- [Assigned task] The whole listing is to be retyped exactly as it appears.

- [Records provided]
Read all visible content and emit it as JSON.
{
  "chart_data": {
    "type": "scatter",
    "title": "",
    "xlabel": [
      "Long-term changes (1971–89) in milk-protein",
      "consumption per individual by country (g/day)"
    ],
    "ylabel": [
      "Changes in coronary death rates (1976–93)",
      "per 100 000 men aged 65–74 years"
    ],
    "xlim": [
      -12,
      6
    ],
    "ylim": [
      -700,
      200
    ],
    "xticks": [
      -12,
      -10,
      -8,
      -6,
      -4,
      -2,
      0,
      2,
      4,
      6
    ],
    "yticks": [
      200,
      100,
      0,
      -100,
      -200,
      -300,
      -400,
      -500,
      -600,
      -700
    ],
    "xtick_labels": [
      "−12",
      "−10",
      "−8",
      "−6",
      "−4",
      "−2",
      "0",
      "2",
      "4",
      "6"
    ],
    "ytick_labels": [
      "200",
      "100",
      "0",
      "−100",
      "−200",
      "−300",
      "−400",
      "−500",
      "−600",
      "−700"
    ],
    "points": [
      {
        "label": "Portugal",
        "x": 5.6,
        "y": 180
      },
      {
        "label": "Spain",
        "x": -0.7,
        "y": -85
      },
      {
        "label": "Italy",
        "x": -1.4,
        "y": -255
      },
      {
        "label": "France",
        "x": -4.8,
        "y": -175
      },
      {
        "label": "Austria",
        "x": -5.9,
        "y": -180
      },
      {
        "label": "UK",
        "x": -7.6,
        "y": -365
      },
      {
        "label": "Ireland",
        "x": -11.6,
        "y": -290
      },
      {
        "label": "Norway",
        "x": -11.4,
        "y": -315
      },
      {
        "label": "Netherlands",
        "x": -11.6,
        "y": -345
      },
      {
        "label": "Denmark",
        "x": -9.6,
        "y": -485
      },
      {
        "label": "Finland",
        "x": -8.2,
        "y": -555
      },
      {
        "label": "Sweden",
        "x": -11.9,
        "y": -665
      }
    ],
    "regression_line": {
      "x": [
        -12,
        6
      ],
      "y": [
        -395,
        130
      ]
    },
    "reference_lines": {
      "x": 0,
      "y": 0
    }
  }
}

- [Answer to this exercise]
Read all visible content and emit it as JSON.
{
  "chart_data": {
    "type": "scatter",
    "title": "",
    "xlabel": [
      "Long-term changes (1971–89) in milk-protein",
      "consumption per individual by country (g/day)"
    ],
    "ylabel": [
      "Changes in coronary death rates (1976–93)",
      "per 100 000 men aged 65–74 years"
    ],
    "xlim": [
      -12,
      6
    ],
    "ylim": [
      -700,
      200
    ],
    "xticks": [
      -12,
      -10,
      -8,
      -6,
      -4,
      -2,
      0,
      2,
      4,
      6
    ],
    "yticks": [
      200,
      100,
      0,
      -100,
      -200,
      -300,
      -400,
      -500,
      -600,
      -700
    ],
    "xtick_labels": [
      "−12",
      "−10",
      "−8",
      "−6",
      "−4",
      "−2",
      "0",
      "2",
      "4",
      "6"
    ],
    "ytick_labels": [
      "200",
      "100",
      "0",
      "−100",
      "−200",
      "−300",
      "−400",
      "−500",
      "−600",
      "−700"
    ],
    "points": [
      {
        "label": "Portugal",
        "x": 5.6,
        "y": 180
      },
      {
        "label": "Spain",
        "x": -0.7,
        "y": -85
      },
      {
        "label": "Italy",
        "x": -1.4,
        "y": -255
      },
      {
        "label": "France",
        "x": -4.8,
        "y": -175
      },
      {
        "label": "Austria",
        "x": -5.9,
        "y": -180
      },
      {
        "label": "UK",
        "x": -7.6,
        "y": -365
      },
      {
        "label": "Ireland",
        "x": -11.6,
        "y": -290
      },
      {
        "label": "Norway",
        "x": -11.4,
        "y": -315
      },
      {
        "label": "Netherlands",
        "x": -11.6,
        "y": -345
      },
      {
        "label": "Denmark",
        "x": -9.6,
        "y": -485
      },
      {
        "label": "Finland",
        "x": -8.2,
        "y": -555
      },
      {
        "label": "Sweden",
        "x": -11.9,
        "y": -665
      }
    ],
    "regression_line": {
      "x": [
        -12,
        6
      ],
      "y": [
        -395,
        130
      ]
    },
    "reference_lines": {
      "x": 0,
      "y": 0
    }
  }
}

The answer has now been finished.